→ **Instructions to follow**
Put every line of the data below into a Markdown table with two columns, Row for the row number and Line for the line itself, and leave out any blank lines.

→ **Extracted entries**

· · · · · · ·

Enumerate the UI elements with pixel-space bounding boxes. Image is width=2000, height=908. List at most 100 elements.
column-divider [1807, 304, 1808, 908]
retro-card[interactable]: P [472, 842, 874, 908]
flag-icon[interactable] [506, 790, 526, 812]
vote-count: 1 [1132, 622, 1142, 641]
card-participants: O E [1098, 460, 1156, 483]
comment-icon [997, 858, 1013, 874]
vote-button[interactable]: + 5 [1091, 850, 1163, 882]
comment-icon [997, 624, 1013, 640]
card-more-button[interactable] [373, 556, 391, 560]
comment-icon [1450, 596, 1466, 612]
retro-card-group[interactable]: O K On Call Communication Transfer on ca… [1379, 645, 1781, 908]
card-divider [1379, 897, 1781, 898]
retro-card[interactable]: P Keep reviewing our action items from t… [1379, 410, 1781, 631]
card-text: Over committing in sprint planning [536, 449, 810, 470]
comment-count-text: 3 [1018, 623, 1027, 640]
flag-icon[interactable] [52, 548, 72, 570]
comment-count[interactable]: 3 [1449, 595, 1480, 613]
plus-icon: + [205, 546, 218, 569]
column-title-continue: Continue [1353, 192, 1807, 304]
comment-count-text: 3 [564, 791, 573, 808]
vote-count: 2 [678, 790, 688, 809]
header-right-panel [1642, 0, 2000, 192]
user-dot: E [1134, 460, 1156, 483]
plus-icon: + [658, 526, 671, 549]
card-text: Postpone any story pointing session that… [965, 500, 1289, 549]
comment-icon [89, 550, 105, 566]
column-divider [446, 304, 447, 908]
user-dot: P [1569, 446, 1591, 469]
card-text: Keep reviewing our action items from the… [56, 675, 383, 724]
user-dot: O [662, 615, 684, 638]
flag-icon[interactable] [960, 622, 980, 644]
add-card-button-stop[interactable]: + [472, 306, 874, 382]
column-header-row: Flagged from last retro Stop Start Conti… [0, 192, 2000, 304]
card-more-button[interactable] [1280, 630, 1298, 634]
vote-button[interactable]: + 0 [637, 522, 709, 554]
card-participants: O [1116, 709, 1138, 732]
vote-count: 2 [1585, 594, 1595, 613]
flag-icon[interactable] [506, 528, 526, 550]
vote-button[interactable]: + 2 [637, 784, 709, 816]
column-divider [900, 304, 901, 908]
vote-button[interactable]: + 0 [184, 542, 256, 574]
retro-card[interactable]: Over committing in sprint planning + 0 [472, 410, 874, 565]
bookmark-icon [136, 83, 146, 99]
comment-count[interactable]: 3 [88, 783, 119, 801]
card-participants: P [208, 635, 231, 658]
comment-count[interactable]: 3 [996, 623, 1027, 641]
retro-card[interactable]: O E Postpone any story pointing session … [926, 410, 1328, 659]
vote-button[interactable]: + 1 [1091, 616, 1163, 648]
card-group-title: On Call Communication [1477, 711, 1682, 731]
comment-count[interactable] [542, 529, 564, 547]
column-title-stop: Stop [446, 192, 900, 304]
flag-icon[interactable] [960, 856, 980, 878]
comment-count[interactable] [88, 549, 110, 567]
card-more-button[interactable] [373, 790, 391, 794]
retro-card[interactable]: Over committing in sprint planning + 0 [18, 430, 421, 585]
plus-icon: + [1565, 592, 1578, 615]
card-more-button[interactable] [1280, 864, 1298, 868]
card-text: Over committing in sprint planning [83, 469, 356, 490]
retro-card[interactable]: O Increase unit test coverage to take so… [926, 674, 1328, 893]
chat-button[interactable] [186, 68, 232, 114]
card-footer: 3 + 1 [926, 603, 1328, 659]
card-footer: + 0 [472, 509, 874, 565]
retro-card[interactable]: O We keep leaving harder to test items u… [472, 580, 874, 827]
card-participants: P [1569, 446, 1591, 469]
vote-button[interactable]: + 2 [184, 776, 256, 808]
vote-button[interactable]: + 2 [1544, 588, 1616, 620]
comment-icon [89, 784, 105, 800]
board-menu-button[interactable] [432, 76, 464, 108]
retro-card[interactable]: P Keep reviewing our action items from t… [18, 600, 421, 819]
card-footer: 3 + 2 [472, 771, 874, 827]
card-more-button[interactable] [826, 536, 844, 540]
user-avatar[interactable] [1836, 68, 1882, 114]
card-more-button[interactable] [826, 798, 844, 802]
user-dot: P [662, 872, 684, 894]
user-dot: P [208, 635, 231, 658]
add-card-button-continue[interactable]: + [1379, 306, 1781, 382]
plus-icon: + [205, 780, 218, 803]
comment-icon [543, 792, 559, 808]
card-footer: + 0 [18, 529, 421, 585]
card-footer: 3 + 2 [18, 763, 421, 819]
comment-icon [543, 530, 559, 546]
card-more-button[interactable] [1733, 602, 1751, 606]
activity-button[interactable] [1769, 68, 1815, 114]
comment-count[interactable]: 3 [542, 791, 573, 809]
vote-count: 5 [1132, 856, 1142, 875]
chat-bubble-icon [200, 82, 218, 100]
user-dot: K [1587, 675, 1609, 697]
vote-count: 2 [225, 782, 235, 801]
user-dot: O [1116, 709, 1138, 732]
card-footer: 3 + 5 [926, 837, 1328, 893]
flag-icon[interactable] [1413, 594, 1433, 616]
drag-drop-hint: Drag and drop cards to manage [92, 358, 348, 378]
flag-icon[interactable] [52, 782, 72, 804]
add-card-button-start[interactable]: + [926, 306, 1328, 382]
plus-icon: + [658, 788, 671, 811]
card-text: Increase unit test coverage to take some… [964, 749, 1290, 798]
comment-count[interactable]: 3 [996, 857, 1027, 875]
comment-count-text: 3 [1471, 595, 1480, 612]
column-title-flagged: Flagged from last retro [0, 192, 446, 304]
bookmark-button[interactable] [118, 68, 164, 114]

· · · · · · ·

→ **Answer in full**
| Row | Line |
|---|---|
| 1 | Enumerate the UI elements with pixel-space bounding boxes. Image is width=2000, height=908. List at most 100 elements. |
| 2 | column-divider [1807, 304, 1808, 908] |
| 3 | retro-card[interactable]: P [472, 842, 874, 908] |
| 4 | flag-icon[interactable] [506, 790, 526, 812] |
| 5 | vote-count: 1 [1132, 622, 1142, 641] |
| 6 | card-participants: O E [1098, 460, 1156, 483] |
| 7 | comment-icon [997, 858, 1013, 874] |
| 8 | vote-button[interactable]: + 5 [1091, 850, 1163, 882] |
| 9 | comment-icon [997, 624, 1013, 640] |
| 10 | card-more-button[interactable] [373, 556, 391, 560] |
| 11 | comment-icon [1450, 596, 1466, 612] |
| 12 | retro-card-group[interactable]: O K On Call Communication Transfer on ca… [1379, 645, 1781, 908] |
| 13 | card-divider [1379, 897, 1781, 898] |
| 14 | retro-card[interactable]: P Keep reviewing our action items from t… [1379, 410, 1781, 631] |
| 15 | card-text: Over committing in sprint planning [536, 449, 810, 470] |
| 16 | comment-count-text: 3 [1018, 623, 1027, 640] |
| 17 | flag-icon[interactable] [52, 548, 72, 570] |
| 18 | comment-count[interactable]: 3 [1449, 595, 1480, 613] |
| 19 | plus-icon: + [205, 546, 218, 569] |
| 20 | column-title-continue: Continue [1353, 192, 1807, 304] |
| 21 | comment-count-text: 3 [564, 791, 573, 808] |
| 22 | vote-count: 2 [678, 790, 688, 809] |
| 23 | header-right-panel [1642, 0, 2000, 192] |
| 24 | user-dot: E [1134, 460, 1156, 483] |
| 25 | plus-icon: + [658, 526, 671, 549] |
| 26 | card-text: Postpone any story pointing session that… [965, 500, 1289, 549] |
| 27 | comment-icon [89, 550, 105, 566] |
| 28 | column-divider [446, 304, 447, 908] |
| 29 | user-dot: P [1569, 446, 1591, 469] |
| 30 | card-text: Keep reviewing our action items from the… [56, 675, 383, 724] |
| 31 | user-dot: O [662, 615, 684, 638] |
| 32 | flag-icon[interactable] [960, 622, 980, 644] |
| 33 | add-card-button-stop[interactable]: + [472, 306, 874, 382] |
| 34 | column-header-row: Flagged from last retro Stop Start Conti… [0, 192, 2000, 304] |
| 35 | card-more-button[interactable] [1280, 630, 1298, 634] |
| 36 | vote-button[interactable]: + 0 [637, 522, 709, 554] |
| 37 | card-participants: O [1116, 709, 1138, 732] |
| 38 | vote-count: 2 [1585, 594, 1595, 613] |
| 39 | flag-icon[interactable] [506, 528, 526, 550] |
| 40 | vote-button[interactable]: + 2 [637, 784, 709, 816] |
| 41 | column-divider [900, 304, 901, 908] |
| 42 | vote-button[interactable]: + 0 [184, 542, 256, 574] |
| 43 | retro-card[interactable]: Over committing in sprint planning + 0 [472, 410, 874, 565] |
| 44 | bookmark-icon [136, 83, 146, 99] |
| 45 | comment-count[interactable]: 3 [88, 783, 119, 801] |
| 46 | card-participants: P [208, 635, 231, 658] |
| 47 | comment-count[interactable]: 3 [996, 623, 1027, 641] |
| 48 | retro-card[interactable]: O E Postpone any story pointing session … [926, 410, 1328, 659] |
| 49 | vote-button[interactable]: + 1 [1091, 616, 1163, 648] |
| 50 | card-group-title: On Call Communication [1477, 711, 1682, 731] |
| 51 | comment-count[interactable] [542, 529, 564, 547] |
| 52 | column-title-stop: Stop [446, 192, 900, 304] |
| 53 | flag-icon[interactable] [960, 856, 980, 878] |
| 54 | comment-count[interactable] [88, 549, 110, 567] |
| 55 | card-more-button[interactable] [373, 790, 391, 794] |
| 56 | retro-card[interactable]: Over committing in sprint planning + 0 [18, 430, 421, 585] |
| 57 | plus-icon: + [1565, 592, 1578, 615] |
| 58 | card-more-button[interactable] [1280, 864, 1298, 868] |
| 59 | card-text: Over committing in sprint planning [83, 469, 356, 490] |
| 60 | retro-card[interactable]: O Increase unit test coverage to take so… [926, 674, 1328, 893] |
| 61 | chat-button[interactable] [186, 68, 232, 114] |
| 62 | card-footer: 3 + 1 [926, 603, 1328, 659] |
| 63 | card-footer: + 0 [472, 509, 874, 565] |
| 64 | retro-card[interactable]: O We keep leaving harder to test items u… [472, 580, 874, 827] |
| 65 | card-participants: P [1569, 446, 1591, 469] |
| 66 | vote-button[interactable]: + 2 [184, 776, 256, 808] |
| 67 | vote-button[interactable]: + 2 [1544, 588, 1616, 620] |
| 68 | comment-icon [89, 784, 105, 800] |
| 69 | board-menu-button[interactable] [432, 76, 464, 108] |
| 70 | retro-card[interactable]: P Keep reviewing our action items from t… [18, 600, 421, 819] |
| 71 | card-footer: 3 + 2 [472, 771, 874, 827] |
| 72 | card-more-button[interactable] [826, 536, 844, 540] |
| 73 | user-avatar[interactable] [1836, 68, 1882, 114] |
| 74 | card-more-button[interactable] [826, 798, 844, 802] |
| 75 | user-dot: P [662, 872, 684, 894] |
| 76 | user-dot: P [208, 635, 231, 658] |
| 77 | add-card-button-continue[interactable]: + [1379, 306, 1781, 382] |
| 78 | plus-icon: + [205, 780, 218, 803] |
| 79 | comment-icon [543, 792, 559, 808] |
| 80 | card-footer: + 0 [18, 529, 421, 585] |
| 81 | card-footer: 3 + 2 [18, 763, 421, 819] |
| 82 | comment-icon [543, 530, 559, 546] |
| 83 | card-more-button[interactable] [1733, 602, 1751, 606] |
| 84 | activity-button[interactable] [1769, 68, 1815, 114] |
| 85 | comment-count[interactable]: 3 [542, 791, 573, 809] |
| 86 | vote-count: 5 [1132, 856, 1142, 875] |
| 87 | chat-bubble-icon [200, 82, 218, 100] |
| 88 | user-dot: K [1587, 675, 1609, 697] |
| 89 | vote-count: 2 [225, 782, 235, 801] |
| 90 | user-dot: O [1116, 709, 1138, 732] |
| 91 | card-footer: 3 + 5 [926, 837, 1328, 893] |
| 92 | flag-icon[interactable] [1413, 594, 1433, 616] |
| 93 | drag-drop-hint: Drag and drop cards to manage [92, 358, 348, 378] |
| 94 | flag-icon[interactable] [52, 782, 72, 804] |
| 95 | add-card-button-start[interactable]: + [926, 306, 1328, 382] |
| 96 | plus-icon: + [658, 788, 671, 811] |
| 97 | card-text: Increase unit test coverage to take some… [964, 749, 1290, 798] |
| 98 | comment-count[interactable]: 3 [996, 857, 1027, 875] |
| 99 | comment-count-text: 3 [1471, 595, 1480, 612] |
| 100 | column-title-flagged: Flagged from last retro [0, 192, 446, 304] |
| 101 | bookmark-button[interactable] [118, 68, 164, 114] |